## What is expected
Filter the entries and keep only the lines where the string "subtitle" appears.

## Records for this exercise
==================================================
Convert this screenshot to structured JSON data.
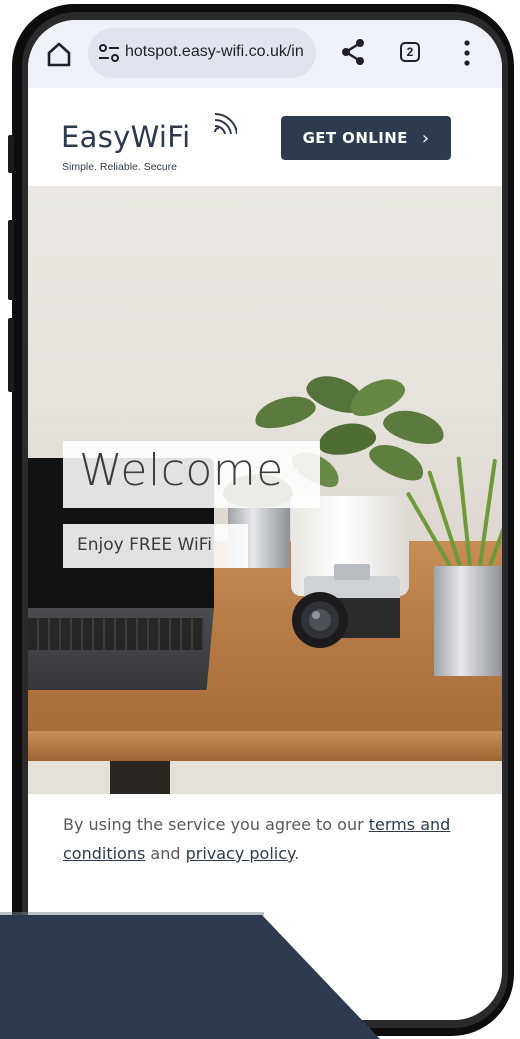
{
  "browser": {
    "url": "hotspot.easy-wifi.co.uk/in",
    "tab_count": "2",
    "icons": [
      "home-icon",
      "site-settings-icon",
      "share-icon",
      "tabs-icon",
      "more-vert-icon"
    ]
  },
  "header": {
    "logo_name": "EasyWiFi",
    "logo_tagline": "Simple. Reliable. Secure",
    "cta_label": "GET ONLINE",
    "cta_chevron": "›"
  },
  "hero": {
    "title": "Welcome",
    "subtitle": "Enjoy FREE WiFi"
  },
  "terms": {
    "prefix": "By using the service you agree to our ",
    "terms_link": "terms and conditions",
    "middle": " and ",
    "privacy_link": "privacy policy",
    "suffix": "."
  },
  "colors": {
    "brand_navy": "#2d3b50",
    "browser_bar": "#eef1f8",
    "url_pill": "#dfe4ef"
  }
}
==================================================
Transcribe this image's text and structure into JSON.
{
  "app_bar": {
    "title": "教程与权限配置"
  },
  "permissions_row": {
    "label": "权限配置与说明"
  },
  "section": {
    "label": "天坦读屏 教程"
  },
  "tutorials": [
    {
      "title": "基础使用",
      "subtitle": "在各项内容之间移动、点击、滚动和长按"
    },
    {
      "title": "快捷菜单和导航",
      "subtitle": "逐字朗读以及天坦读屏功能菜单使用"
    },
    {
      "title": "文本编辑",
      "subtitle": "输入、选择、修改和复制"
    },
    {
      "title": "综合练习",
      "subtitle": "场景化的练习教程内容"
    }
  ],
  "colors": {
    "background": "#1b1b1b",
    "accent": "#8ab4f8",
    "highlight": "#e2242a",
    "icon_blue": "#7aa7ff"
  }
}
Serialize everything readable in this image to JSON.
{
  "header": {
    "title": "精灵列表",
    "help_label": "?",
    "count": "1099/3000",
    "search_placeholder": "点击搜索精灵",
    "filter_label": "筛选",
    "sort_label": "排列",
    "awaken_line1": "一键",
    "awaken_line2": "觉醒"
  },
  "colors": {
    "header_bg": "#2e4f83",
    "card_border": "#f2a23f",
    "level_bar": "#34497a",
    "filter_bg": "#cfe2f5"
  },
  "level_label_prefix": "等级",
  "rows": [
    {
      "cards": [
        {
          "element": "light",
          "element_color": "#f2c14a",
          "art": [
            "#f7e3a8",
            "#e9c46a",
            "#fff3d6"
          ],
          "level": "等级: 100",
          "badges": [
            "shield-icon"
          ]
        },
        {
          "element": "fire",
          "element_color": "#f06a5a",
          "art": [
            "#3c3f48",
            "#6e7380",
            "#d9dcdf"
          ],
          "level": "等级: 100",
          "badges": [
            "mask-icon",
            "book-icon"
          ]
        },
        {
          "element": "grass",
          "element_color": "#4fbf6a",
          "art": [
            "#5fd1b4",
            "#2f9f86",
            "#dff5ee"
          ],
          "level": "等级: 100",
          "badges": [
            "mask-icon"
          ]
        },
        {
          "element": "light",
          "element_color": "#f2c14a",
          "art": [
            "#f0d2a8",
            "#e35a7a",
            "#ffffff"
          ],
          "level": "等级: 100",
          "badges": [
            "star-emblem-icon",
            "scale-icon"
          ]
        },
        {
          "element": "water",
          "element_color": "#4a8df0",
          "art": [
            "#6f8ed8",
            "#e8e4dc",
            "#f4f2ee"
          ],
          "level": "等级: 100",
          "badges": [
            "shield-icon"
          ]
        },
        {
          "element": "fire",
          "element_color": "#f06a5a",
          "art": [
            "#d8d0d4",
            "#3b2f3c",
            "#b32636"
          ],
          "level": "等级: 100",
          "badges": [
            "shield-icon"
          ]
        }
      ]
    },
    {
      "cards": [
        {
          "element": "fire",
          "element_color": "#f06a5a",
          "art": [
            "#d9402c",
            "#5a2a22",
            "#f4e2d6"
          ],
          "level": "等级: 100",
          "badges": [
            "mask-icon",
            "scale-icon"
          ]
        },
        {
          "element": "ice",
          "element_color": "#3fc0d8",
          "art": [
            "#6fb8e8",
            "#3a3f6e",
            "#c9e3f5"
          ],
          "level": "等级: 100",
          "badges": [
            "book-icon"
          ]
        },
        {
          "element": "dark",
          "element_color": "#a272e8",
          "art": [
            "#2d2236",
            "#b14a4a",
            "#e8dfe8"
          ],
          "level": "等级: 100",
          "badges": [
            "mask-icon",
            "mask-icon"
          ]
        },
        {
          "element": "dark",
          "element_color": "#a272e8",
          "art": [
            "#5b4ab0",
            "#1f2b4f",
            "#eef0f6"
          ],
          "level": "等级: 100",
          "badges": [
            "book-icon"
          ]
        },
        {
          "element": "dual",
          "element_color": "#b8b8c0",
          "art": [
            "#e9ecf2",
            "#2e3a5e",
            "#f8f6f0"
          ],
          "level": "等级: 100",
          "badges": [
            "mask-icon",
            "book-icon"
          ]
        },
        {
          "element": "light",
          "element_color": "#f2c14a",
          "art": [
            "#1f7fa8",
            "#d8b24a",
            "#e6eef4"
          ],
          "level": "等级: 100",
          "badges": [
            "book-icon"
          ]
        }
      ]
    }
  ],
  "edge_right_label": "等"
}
==================================================
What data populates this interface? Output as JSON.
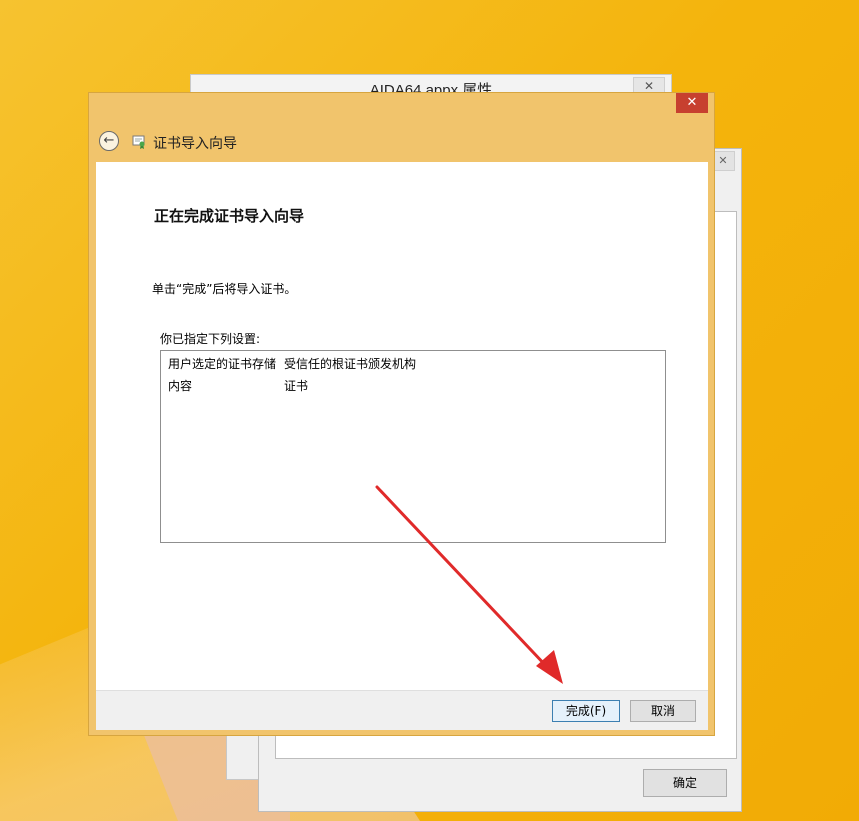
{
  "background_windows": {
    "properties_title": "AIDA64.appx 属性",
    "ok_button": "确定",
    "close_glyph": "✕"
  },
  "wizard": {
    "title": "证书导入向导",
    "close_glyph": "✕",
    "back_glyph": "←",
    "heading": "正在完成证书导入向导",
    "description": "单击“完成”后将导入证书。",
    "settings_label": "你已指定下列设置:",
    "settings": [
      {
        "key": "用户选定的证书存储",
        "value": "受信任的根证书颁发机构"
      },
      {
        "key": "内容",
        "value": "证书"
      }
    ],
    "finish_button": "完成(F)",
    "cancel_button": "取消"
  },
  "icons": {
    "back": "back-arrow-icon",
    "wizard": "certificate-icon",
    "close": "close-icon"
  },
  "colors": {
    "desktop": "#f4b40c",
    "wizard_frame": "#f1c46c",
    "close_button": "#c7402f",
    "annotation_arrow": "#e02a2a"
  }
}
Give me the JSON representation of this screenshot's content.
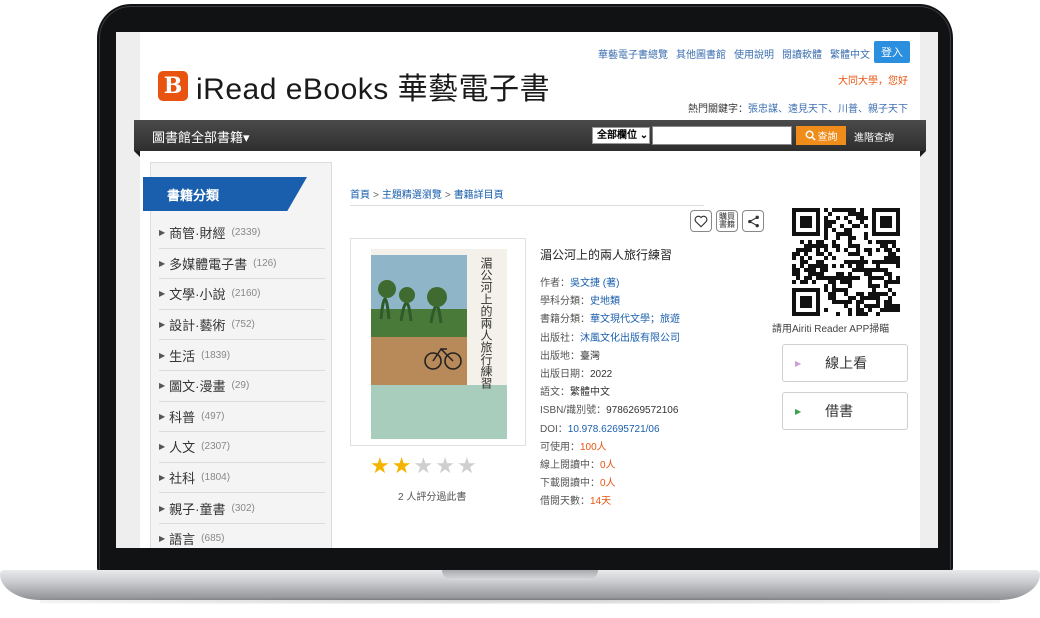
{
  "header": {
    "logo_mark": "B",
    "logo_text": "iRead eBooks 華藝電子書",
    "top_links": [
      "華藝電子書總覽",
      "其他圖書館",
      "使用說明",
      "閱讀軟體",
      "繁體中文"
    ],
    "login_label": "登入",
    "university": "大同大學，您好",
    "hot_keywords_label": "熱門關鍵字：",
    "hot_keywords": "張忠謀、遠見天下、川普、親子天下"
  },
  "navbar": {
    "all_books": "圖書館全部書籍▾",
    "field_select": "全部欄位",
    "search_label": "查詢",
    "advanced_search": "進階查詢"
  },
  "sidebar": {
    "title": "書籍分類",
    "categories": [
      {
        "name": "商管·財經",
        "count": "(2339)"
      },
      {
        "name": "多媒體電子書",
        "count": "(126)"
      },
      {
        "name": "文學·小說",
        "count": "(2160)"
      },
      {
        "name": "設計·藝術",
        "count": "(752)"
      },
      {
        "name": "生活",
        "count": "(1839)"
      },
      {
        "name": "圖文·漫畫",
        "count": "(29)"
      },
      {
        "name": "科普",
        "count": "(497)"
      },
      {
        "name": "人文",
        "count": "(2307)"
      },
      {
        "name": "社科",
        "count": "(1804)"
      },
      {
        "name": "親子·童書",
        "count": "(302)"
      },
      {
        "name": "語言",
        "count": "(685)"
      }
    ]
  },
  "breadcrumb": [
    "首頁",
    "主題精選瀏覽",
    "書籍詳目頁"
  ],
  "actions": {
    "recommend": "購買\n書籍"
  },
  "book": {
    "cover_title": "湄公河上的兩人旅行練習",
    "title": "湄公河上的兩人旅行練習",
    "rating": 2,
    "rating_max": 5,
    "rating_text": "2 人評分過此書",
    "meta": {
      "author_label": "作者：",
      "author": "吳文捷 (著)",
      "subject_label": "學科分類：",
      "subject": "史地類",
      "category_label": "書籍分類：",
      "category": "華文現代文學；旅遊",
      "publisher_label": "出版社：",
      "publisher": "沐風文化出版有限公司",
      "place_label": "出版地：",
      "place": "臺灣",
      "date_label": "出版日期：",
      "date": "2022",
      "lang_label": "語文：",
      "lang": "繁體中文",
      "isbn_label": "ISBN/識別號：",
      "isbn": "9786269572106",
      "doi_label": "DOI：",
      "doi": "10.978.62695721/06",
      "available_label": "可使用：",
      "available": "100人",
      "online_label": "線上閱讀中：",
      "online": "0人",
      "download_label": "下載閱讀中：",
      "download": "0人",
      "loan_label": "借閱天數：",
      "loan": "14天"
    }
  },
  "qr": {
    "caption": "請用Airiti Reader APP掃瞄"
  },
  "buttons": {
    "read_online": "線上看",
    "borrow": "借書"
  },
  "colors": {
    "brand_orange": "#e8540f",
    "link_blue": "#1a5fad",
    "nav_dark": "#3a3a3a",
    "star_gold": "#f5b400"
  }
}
==================================================
## Solution for this exercise
    "subtitle": "Enjoy FREE WiFi"
      "subtitle": "在各项内容之间移动、点击、滚动和长按"
      "subtitle": "逐字朗读以及天坦读屏功能菜单使用"
      "subtitle": "输入、选择、修改和复制"
      "subtitle": "场景化的练习教程内容"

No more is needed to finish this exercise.